*Exercise requirements*
Count each line below that has "installations" anywhere in it. Answer with the total alone.

*Source data*

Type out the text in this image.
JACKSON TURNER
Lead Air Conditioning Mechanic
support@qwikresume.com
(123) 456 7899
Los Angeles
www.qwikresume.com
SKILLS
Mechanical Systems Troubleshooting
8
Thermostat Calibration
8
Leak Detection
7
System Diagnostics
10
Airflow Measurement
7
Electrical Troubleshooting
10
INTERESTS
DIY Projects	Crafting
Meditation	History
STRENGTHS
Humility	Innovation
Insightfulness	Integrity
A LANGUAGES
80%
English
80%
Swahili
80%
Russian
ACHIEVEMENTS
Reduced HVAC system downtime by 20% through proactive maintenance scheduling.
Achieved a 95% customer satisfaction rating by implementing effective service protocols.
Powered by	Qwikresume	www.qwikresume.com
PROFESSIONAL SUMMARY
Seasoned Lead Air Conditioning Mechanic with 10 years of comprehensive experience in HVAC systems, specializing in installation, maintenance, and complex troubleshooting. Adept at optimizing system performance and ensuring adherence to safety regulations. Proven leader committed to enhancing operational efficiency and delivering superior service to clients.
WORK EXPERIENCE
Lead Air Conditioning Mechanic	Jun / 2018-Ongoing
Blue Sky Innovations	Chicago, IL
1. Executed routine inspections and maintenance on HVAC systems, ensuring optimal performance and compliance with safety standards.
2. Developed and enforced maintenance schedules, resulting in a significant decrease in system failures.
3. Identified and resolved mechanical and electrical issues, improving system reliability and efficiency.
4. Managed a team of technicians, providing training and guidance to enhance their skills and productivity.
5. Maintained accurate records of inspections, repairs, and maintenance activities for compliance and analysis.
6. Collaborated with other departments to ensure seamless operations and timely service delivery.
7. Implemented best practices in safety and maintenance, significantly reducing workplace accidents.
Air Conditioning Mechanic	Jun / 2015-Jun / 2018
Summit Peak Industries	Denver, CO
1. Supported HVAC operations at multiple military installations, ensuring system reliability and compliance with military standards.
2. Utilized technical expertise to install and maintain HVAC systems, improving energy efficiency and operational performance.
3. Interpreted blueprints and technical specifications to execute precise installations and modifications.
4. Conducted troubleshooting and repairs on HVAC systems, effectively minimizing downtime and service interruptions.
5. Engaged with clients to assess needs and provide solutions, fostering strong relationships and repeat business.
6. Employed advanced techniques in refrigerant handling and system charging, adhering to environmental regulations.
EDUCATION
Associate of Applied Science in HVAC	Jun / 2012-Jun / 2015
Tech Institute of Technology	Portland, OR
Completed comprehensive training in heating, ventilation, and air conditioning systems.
* * *
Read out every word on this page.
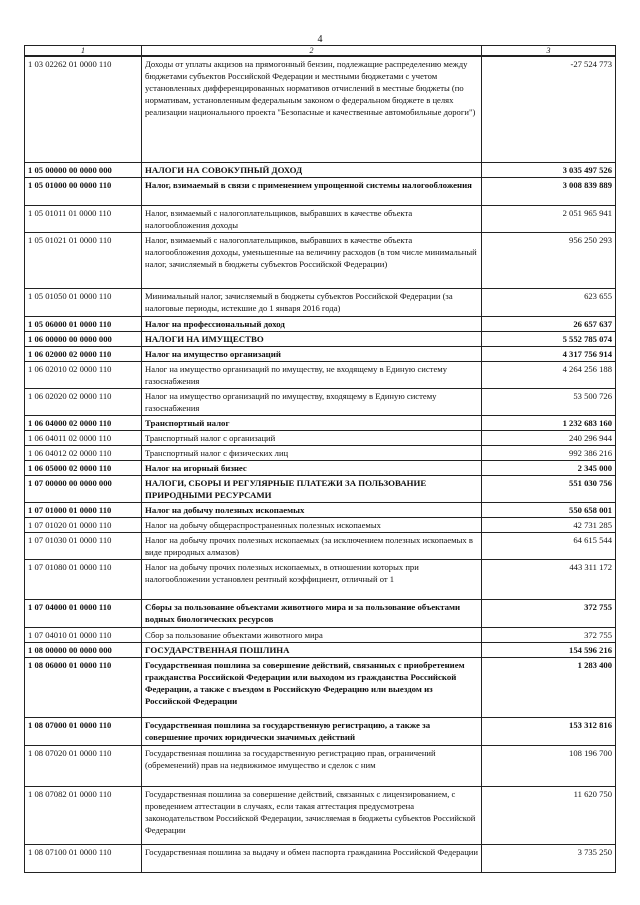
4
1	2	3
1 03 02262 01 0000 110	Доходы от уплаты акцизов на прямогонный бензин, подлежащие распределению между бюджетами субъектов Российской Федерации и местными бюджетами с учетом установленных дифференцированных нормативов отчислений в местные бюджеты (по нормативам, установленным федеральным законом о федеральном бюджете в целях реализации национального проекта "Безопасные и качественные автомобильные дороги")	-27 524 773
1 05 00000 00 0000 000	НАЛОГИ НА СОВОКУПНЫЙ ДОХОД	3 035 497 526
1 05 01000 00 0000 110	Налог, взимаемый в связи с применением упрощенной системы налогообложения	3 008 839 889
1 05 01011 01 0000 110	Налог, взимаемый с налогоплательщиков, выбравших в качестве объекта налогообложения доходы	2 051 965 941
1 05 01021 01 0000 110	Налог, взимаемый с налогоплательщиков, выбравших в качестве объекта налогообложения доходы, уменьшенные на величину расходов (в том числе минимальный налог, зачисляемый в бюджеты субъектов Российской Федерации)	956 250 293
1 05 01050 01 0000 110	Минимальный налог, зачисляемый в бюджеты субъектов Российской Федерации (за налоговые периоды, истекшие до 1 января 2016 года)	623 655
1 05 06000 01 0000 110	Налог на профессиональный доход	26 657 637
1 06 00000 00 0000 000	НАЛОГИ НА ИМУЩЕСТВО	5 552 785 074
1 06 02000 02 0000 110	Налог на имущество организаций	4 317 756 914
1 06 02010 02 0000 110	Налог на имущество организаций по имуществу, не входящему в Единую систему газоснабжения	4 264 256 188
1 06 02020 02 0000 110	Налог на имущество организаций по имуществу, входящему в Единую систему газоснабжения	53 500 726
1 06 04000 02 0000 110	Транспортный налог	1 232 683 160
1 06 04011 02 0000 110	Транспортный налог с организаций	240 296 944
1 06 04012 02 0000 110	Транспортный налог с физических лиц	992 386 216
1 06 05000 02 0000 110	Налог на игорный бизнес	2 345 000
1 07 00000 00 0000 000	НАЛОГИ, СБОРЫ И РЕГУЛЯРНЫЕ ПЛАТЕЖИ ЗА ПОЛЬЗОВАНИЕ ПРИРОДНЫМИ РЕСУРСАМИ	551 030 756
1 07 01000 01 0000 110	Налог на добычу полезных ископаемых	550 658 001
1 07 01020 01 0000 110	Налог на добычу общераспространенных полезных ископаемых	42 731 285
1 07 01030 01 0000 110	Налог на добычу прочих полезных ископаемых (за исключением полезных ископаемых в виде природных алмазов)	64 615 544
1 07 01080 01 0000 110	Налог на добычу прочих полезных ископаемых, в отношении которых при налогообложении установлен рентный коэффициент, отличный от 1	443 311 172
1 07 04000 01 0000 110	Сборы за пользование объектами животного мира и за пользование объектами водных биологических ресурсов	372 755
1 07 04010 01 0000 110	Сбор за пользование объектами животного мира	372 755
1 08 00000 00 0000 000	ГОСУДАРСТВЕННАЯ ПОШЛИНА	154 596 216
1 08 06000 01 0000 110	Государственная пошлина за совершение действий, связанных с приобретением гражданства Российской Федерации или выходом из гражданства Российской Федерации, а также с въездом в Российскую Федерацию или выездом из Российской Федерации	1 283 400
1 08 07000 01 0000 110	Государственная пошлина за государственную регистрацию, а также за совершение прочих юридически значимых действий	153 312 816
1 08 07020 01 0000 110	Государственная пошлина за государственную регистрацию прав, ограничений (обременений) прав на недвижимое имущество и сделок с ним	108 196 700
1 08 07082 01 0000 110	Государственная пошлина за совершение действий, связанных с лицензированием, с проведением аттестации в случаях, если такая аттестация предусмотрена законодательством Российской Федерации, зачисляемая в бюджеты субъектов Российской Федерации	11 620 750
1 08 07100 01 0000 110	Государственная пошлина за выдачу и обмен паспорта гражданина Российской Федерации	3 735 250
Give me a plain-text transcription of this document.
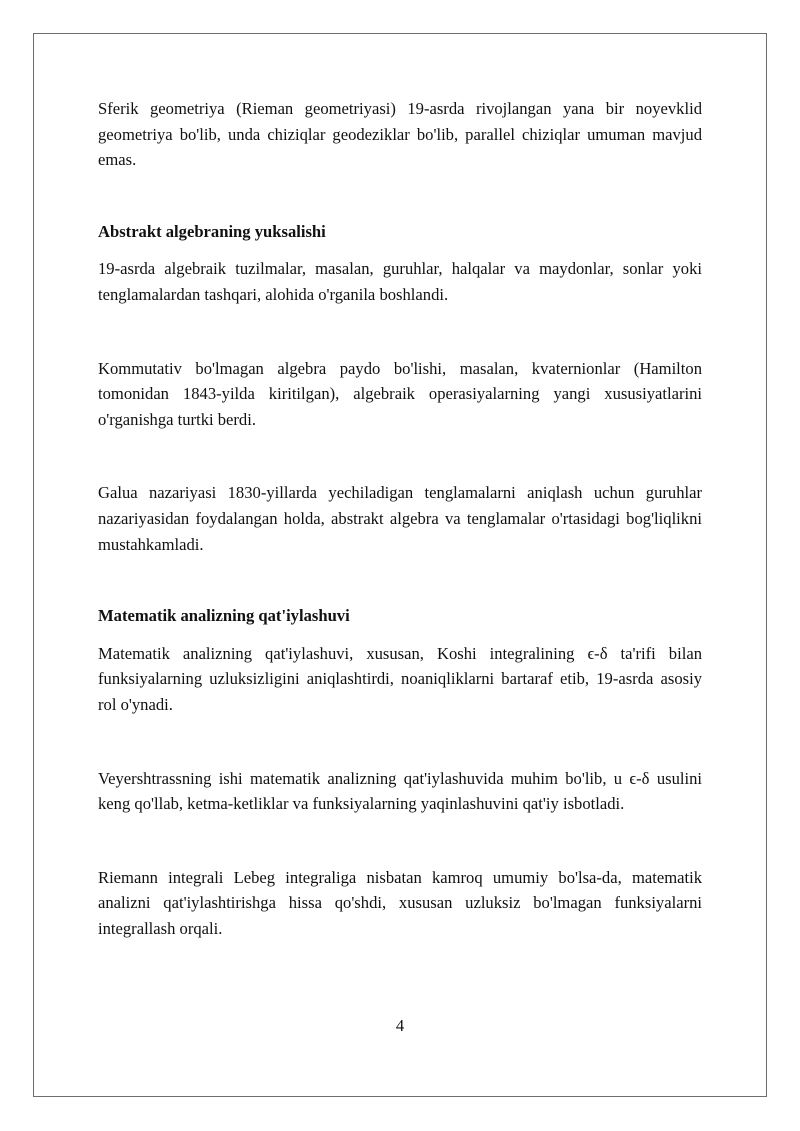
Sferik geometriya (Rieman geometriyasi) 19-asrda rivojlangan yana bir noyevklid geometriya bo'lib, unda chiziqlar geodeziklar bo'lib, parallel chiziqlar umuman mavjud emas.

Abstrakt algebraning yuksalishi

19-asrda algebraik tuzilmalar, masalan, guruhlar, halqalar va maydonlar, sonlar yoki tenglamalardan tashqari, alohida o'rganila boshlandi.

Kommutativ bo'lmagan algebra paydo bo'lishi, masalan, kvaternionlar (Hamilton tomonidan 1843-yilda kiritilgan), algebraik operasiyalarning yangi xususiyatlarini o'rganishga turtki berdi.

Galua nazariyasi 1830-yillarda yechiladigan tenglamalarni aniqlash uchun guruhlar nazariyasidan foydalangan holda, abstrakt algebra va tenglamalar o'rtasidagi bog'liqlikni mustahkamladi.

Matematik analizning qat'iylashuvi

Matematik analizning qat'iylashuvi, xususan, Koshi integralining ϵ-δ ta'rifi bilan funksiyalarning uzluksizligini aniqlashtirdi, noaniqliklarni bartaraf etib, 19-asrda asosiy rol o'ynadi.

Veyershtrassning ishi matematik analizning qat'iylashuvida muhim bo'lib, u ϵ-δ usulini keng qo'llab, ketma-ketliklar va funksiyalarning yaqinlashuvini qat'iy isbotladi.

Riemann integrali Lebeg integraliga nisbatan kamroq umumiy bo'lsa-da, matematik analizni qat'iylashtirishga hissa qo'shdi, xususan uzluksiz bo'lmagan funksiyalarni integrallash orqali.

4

*Response*
2